━━ GIVEN RECORDS ━━

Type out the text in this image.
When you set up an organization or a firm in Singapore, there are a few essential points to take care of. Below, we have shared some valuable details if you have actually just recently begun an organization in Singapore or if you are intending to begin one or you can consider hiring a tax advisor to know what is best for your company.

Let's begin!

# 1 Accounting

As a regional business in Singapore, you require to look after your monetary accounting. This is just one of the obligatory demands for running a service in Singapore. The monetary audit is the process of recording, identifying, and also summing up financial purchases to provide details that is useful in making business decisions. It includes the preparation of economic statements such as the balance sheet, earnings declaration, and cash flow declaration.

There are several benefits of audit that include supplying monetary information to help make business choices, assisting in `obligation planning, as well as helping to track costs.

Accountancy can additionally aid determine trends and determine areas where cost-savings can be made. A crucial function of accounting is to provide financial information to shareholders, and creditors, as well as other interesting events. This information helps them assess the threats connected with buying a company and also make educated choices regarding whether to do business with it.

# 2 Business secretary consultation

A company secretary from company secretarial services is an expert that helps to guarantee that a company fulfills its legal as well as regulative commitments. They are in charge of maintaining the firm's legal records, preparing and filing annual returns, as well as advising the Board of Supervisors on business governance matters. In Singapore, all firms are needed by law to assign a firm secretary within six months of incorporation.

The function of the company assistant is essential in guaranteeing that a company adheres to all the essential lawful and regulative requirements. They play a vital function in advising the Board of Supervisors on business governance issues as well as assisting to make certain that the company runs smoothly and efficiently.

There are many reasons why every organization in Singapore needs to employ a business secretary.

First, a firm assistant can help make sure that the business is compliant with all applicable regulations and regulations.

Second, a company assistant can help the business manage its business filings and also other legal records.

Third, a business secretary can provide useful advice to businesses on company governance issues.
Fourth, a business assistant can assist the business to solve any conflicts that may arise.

━━━

• WORK INSTRUCTIONS
Take each line of the material that contains the word "information" and list it.

• RESULT OF THIS EXERCISE
There are several benefits of audit that include supplying monetary information to help make business choices, assisting in `obligation planning, as well as helping to track costs.
Accountancy can additionally aid determine trends and determine areas where cost-savings can be made. A crucial function of accounting is to provide financial information to shareholders, and creditors, as well as other interesting events. This information helps them assess the threats connected with buying a company and also make educated choices regarding whether to do business with it.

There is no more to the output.